-- begin --

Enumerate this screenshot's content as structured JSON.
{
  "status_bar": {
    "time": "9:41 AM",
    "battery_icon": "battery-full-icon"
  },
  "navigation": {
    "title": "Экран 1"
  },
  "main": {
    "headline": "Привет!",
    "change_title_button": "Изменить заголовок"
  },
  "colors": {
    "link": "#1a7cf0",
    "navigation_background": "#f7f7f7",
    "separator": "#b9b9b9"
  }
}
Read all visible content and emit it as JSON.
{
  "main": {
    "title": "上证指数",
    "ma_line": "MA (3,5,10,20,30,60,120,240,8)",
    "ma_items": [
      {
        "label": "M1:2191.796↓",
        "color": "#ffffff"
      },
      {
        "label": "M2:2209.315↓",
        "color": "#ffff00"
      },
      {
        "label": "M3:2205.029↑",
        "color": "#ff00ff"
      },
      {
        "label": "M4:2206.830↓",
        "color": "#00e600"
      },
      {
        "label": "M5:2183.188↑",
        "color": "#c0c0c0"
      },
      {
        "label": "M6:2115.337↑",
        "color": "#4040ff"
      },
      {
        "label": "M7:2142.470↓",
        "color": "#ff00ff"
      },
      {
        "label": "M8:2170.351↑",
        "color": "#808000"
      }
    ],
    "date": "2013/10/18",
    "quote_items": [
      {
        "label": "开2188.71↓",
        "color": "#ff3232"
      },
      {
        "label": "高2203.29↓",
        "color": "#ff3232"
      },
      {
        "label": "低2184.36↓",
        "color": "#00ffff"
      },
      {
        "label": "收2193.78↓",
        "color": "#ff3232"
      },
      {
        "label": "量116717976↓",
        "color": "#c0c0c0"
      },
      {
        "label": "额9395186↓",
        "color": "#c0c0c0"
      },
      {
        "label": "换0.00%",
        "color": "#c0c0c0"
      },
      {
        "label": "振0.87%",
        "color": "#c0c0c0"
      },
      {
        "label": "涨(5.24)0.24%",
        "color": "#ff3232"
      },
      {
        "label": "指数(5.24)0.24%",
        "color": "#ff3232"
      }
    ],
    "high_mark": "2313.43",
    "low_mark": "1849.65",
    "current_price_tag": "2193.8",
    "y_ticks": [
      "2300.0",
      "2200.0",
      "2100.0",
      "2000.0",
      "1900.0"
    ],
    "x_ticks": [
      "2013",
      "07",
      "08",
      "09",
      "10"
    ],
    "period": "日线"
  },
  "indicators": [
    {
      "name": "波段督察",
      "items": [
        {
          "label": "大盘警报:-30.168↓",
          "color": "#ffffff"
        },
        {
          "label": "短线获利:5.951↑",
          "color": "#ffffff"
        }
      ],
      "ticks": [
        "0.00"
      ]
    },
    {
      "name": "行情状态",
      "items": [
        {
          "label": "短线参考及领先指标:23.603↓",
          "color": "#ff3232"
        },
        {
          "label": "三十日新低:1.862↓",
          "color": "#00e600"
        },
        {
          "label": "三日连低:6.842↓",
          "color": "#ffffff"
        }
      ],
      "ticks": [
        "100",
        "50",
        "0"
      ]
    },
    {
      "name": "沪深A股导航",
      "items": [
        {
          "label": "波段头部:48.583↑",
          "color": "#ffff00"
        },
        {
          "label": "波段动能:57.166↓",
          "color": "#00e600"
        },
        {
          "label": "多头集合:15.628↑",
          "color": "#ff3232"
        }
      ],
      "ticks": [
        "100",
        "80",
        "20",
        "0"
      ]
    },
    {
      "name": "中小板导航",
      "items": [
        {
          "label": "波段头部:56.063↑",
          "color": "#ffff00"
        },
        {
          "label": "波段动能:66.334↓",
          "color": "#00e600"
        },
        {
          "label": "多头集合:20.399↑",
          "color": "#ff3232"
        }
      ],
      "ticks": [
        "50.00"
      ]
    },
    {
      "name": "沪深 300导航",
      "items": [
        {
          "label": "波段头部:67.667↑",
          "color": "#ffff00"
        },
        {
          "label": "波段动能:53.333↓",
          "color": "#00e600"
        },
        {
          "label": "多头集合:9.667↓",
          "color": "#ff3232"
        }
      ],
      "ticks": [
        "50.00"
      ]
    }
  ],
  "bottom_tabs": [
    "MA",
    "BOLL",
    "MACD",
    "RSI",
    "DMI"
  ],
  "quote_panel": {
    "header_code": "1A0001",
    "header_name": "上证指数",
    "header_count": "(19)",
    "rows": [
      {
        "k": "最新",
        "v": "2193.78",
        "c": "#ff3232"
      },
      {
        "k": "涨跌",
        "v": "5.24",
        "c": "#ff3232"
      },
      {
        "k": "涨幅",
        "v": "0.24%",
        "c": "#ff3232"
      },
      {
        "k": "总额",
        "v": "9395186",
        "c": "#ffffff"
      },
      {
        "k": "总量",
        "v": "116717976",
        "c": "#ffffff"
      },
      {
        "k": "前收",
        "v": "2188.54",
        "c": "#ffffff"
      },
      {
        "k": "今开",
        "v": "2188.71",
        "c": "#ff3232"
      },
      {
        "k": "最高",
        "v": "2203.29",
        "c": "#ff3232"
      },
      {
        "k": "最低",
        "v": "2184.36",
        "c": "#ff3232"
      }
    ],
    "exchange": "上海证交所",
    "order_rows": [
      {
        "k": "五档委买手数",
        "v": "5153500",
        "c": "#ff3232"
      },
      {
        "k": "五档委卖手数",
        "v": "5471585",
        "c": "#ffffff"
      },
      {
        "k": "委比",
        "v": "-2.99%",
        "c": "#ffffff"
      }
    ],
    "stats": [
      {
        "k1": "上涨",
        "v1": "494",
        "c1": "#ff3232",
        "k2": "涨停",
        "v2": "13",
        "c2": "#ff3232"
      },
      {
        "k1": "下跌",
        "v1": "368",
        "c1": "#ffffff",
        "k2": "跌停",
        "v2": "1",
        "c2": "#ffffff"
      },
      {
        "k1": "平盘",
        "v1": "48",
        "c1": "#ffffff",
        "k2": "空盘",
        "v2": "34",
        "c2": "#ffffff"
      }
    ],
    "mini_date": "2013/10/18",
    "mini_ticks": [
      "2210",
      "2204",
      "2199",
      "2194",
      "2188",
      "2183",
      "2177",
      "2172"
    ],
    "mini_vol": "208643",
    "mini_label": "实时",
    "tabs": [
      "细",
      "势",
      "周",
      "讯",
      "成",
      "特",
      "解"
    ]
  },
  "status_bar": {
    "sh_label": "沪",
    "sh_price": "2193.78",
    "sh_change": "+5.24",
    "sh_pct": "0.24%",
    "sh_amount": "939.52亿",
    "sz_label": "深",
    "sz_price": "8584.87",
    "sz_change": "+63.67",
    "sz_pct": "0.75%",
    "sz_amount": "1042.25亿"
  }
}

-- end --

(What you are asked to do): Return the entries above exactly as they appear.

(Result below):
Enumerate this screenshot's content as structured JSON.
{
  "status_bar": {
    "time": "9:41 AM",
    "battery_icon": "battery-full-icon"
  },
  "navigation": {
    "title": "Экран 1"
  },
  "main": {
    "headline": "Привет!",
    "change_title_button": "Изменить заголовок"
  },
  "colors": {
    "link": "#1a7cf0",
    "navigation_background": "#f7f7f7",
    "separator": "#b9b9b9"
  }
}
Read all visible content and emit it as JSON.
{
  "main": {
    "title": "上证指数",
    "ma_line": "MA (3,5,10,20,30,60,120,240,8)",
    "ma_items": [
      {
        "label": "M1:2191.796↓",
        "color": "#ffffff"
      },
      {
        "label": "M2:2209.315↓",
        "color": "#ffff00"
      },
      {
        "label": "M3:2205.029↑",
        "color": "#ff00ff"
      },
      {
        "label": "M4:2206.830↓",
        "color": "#00e600"
      },
      {
        "label": "M5:2183.188↑",
        "color": "#c0c0c0"
      },
      {
        "label": "M6:2115.337↑",
        "color": "#4040ff"
      },
      {
        "label": "M7:2142.470↓",
        "color": "#ff00ff"
      },
      {
        "label": "M8:2170.351↑",
        "color": "#808000"
      }
    ],
    "date": "2013/10/18",
    "quote_items": [
      {
        "label": "开2188.71↓",
        "color": "#ff3232"
      },
      {
        "label": "高2203.29↓",
        "color": "#ff3232"
      },
      {
        "label": "低2184.36↓",
        "color": "#00ffff"
      },
      {
        "label": "收2193.78↓",
        "color": "#ff3232"
      },
      {
        "label": "量116717976↓",
        "color": "#c0c0c0"
      },
      {
        "label": "额9395186↓",
        "color": "#c0c0c0"
      },
      {
        "label": "换0.00%",
        "color": "#c0c0c0"
      },
      {
        "label": "振0.87%",
        "color": "#c0c0c0"
      },
      {
        "label": "涨(5.24)0.24%",
        "color": "#ff3232"
      },
      {
        "label": "指数(5.24)0.24%",
        "color": "#ff3232"
      }
    ],
    "high_mark": "2313.43",
    "low_mark": "1849.65",
    "current_price_tag": "2193.8",
    "y_ticks": [
      "2300.0",
      "2200.0",
      "2100.0",
      "2000.0",
      "1900.0"
    ],
    "x_ticks": [
      "2013",
      "07",
      "08",
      "09",
      "10"
    ],
    "period": "日线"
  },
  "indicators": [
    {
      "name": "波段督察",
      "items": [
        {
          "label": "大盘警报:-30.168↓",
          "color": "#ffffff"
        },
        {
          "label": "短线获利:5.951↑",
          "color": "#ffffff"
        }
      ],
      "ticks": [
        "0.00"
      ]
    },
    {
      "name": "行情状态",
      "items": [
        {
          "label": "短线参考及领先指标:23.603↓",
          "color": "#ff3232"
        },
        {
          "label": "三十日新低:1.862↓",
          "color": "#00e600"
        },
        {
          "label": "三日连低:6.842↓",
          "color": "#ffffff"
        }
      ],
      "ticks": [
        "100",
        "50",
        "0"
      ]
    },
    {
      "name": "沪深A股导航",
      "items": [
        {
          "label": "波段头部:48.583↑",
          "color": "#ffff00"
        },
        {
          "label": "波段动能:57.166↓",
          "color": "#00e600"
        },
        {
          "label": "多头集合:15.628↑",
          "color": "#ff3232"
        }
      ],
      "ticks": [
        "100",
        "80",
        "20",
        "0"
      ]
    },
    {
      "name": "中小板导航",
      "items": [
        {
          "label": "波段头部:56.063↑",
          "color": "#ffff00"
        },
        {
          "label": "波段动能:66.334↓",
          "color": "#00e600"
        },
        {
          "label": "多头集合:20.399↑",
          "color": "#ff3232"
        }
      ],
      "ticks": [
        "50.00"
      ]
    },
    {
      "name": "沪深 300导航",
      "items": [
        {
          "label": "波段头部:67.667↑",
          "color": "#ffff00"
        },
        {
          "label": "波段动能:53.333↓",
          "color": "#00e600"
        },
        {
          "label": "多头集合:9.667↓",
          "color": "#ff3232"
        }
      ],
      "ticks": [
        "50.00"
      ]
    }
  ],
  "bottom_tabs": [
    "MA",
    "BOLL",
    "MACD",
    "RSI",
    "DMI"
  ],
  "quote_panel": {
    "header_code": "1A0001",
    "header_name": "上证指数",
    "header_count": "(19)",
    "rows": [
      {
        "k": "最新",
        "v": "2193.78",
        "c": "#ff3232"
      },
      {
        "k": "涨跌",
        "v": "5.24",
        "c": "#ff3232"
      },
      {
        "k": "涨幅",
        "v": "0.24%",
        "c": "#ff3232"
      },
      {
        "k": "总额",
        "v": "9395186",
        "c": "#ffffff"
      },
      {
        "k": "总量",
        "v": "116717976",
        "c": "#ffffff"
      },
      {
        "k": "前收",
        "v": "2188.54",
        "c": "#ffffff"
      },
      {
        "k": "今开",
        "v": "2188.71",
        "c": "#ff3232"
      },
      {
        "k": "最高",
        "v": "2203.29",
        "c": "#ff3232"
      },
      {
        "k": "最低",
        "v": "2184.36",
        "c": "#ff3232"
      }
    ],
    "exchange": "上海证交所",
    "order_rows": [
      {
        "k": "五档委买手数",
        "v": "5153500",
        "c": "#ff3232"
      },
      {
        "k": "五档委卖手数",
        "v": "5471585",
        "c": "#ffffff"
      },
      {
        "k": "委比",
        "v": "-2.99%",
        "c": "#ffffff"
      }
    ],
    "stats": [
      {
        "k1": "上涨",
        "v1": "494",
        "c1": "#ff3232",
        "k2": "涨停",
        "v2": "13",
        "c2": "#ff3232"
      },
      {
        "k1": "下跌",
        "v1": "368",
        "c1": "#ffffff",
        "k2": "跌停",
        "v2": "1",
        "c2": "#ffffff"
      },
      {
        "k1": "平盘",
        "v1": "48",
        "c1": "#ffffff",
        "k2": "空盘",
        "v2": "34",
        "c2": "#ffffff"
      }
    ],
    "mini_date": "2013/10/18",
    "mini_ticks": [
      "2210",
      "2204",
      "2199",
      "2194",
      "2188",
      "2183",
      "2177",
      "2172"
    ],
    "mini_vol": "208643",
    "mini_label": "实时",
    "tabs": [
      "细",
      "势",
      "周",
      "讯",
      "成",
      "特",
      "解"
    ]
  },
  "status_bar": {
    "sh_label": "沪",
    "sh_price": "2193.78",
    "sh_change": "+5.24",
    "sh_pct": "0.24%",
    "sh_amount": "939.52亿",
    "sz_label": "深",
    "sz_price": "8584.87",
    "sz_change": "+63.67",
    "sz_pct": "0.75%",
    "sz_amount": "1042.25亿"
  }
}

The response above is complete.